*Required task*
Copy all of the material exactly. Pictures are not to appear in the copy.

*Raw records*
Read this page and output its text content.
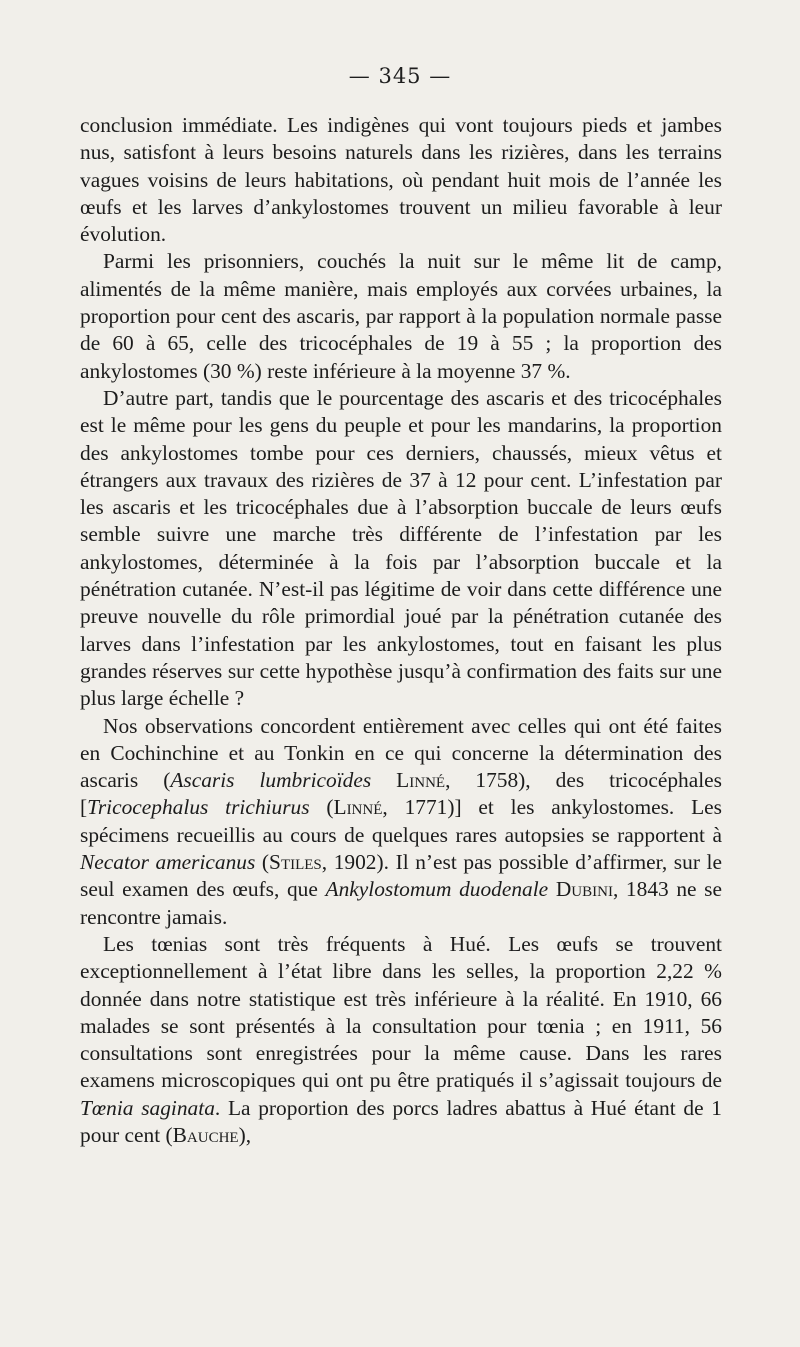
— 345 —

conclusion immédiate. Les indigènes qui vont toujours pieds et jambes nus, satisfont à leurs besoins naturels dans les rizières, dans les terrains vagues voisins de leurs habitations, où pendant huit mois de l’année les œufs et les larves d’ankylostomes trouvent un milieu favorable à leur évolution.

Parmi les prisonniers, couchés la nuit sur le même lit de camp, alimentés de la même manière, mais employés aux corvées urbaines, la proportion pour cent des ascaris, par rapport à la population normale passe de 60 à 65, celle des tricocéphales de 19 à 55 ; la proportion des ankylostomes (30 %) reste inférieure à la moyenne 37 %.

D’autre part, tandis que le pourcentage des ascaris et des tricocéphales est le même pour les gens du peuple et pour les mandarins, la proportion des ankylostomes tombe pour ces derniers, chaussés, mieux vêtus et étrangers aux travaux des rizières de 37 à 12 pour cent. L’infestation par les ascaris et les tricocéphales due à l’absorption buccale de leurs œufs semble suivre une marche très différente de l’infestation par les ankylostomes, déterminée à la fois par l’absorption buccale et la pénétration cutanée. N’est-il pas légitime de voir dans cette différence une preuve nouvelle du rôle primordial joué par la pénétration cutanée des larves dans l’infestation par les ankylostomes, tout en faisant les plus grandes réserves sur cette hypothèse jusqu’à confirmation des faits sur une plus large échelle ?

Nos observations concordent entièrement avec celles qui ont été faites en Cochinchine et au Tonkin en ce qui concerne la détermination des ascaris (Ascaris lumbricoïdes Linné, 1758), des tricocéphales [Tricocephalus trichiurus (Linné, 1771)] et les ankylostomes. Les spécimens recueillis au cours de quelques rares autopsies se rapportent à Necator americanus (Stiles, 1902). Il n’est pas possible d’affirmer, sur le seul examen des œufs, que Ankylostomum duodenale Dubini, 1843 ne se rencontre jamais.

Les tœnias sont très fréquents à Hué. Les œufs se trouvent exceptionnellement à l’état libre dans les selles, la proportion 2,22 % donnée dans notre statistique est très inférieure à la réalité. En 1910, 66 malades se sont présentés à la consultation pour tœnia ; en 1911, 56 consultations sont enregistrées pour la même cause. Dans les rares examens microscopiques qui ont pu être pratiqués il s’agissait toujours de Tœnia saginata. La proportion des porcs ladres abattus à Hué étant de 1 pour cent (Bauche),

*Finished answer*
Read this page and output its text content.
— 345 —

conclusion immédiate. Les indigènes qui vont toujours pieds et jambes nus, satisfont à leurs besoins naturels dans les rizières, dans les terrains vagues voisins de leurs habitations, où pendant huit mois de l’année les œufs et les larves d’ankylostomes trouvent un milieu favorable à leur évolution.

Parmi les prisonniers, couchés la nuit sur le même lit de camp, alimentés de la même manière, mais employés aux corvées urbaines, la proportion pour cent des ascaris, par rapport à la population normale passe de 60 à 65, celle des tricocéphales de 19 à 55 ; la proportion des ankylostomes (30 %) reste inférieure à la moyenne 37 %.

D’autre part, tandis que le pourcentage des ascaris et des tricocéphales est le même pour les gens du peuple et pour les mandarins, la proportion des ankylostomes tombe pour ces derniers, chaussés, mieux vêtus et étrangers aux travaux des rizières de 37 à 12 pour cent. L’infestation par les ascaris et les tricocéphales due à l’absorption buccale de leurs œufs semble suivre une marche très différente de l’infestation par les ankylostomes, déterminée à la fois par l’absorption buccale et la pénétration cutanée. N’est-il pas légitime de voir dans cette différence une preuve nouvelle du rôle primordial joué par la pénétration cutanée des larves dans l’infestation par les ankylostomes, tout en faisant les plus grandes réserves sur cette hypothèse jusqu’à confirmation des faits sur une plus large échelle ?

Nos observations concordent entièrement avec celles qui ont été faites en Cochinchine et au Tonkin en ce qui concerne la détermination des ascaris (Ascaris lumbricoïdes Linné, 1758), des tricocéphales [Tricocephalus trichiurus (Linné, 1771)] et les ankylostomes. Les spécimens recueillis au cours de quelques rares autopsies se rapportent à Necator americanus (Stiles, 1902). Il n’est pas possible d’affirmer, sur le seul examen des œufs, que Ankylostomum duodenale Dubini, 1843 ne se rencontre jamais.

Les tœnias sont très fréquents à Hué. Les œufs se trouvent exceptionnellement à l’état libre dans les selles, la proportion 2,22 % donnée dans notre statistique est très inférieure à la réalité. En 1910, 66 malades se sont présentés à la consultation pour tœnia ; en 1911, 56 consultations sont enregistrées pour la même cause. Dans les rares examens microscopiques qui ont pu être pratiqués il s’agissait toujours de Tœnia saginata. La proportion des porcs ladres abattus à Hué étant de 1 pour cent (Bauche),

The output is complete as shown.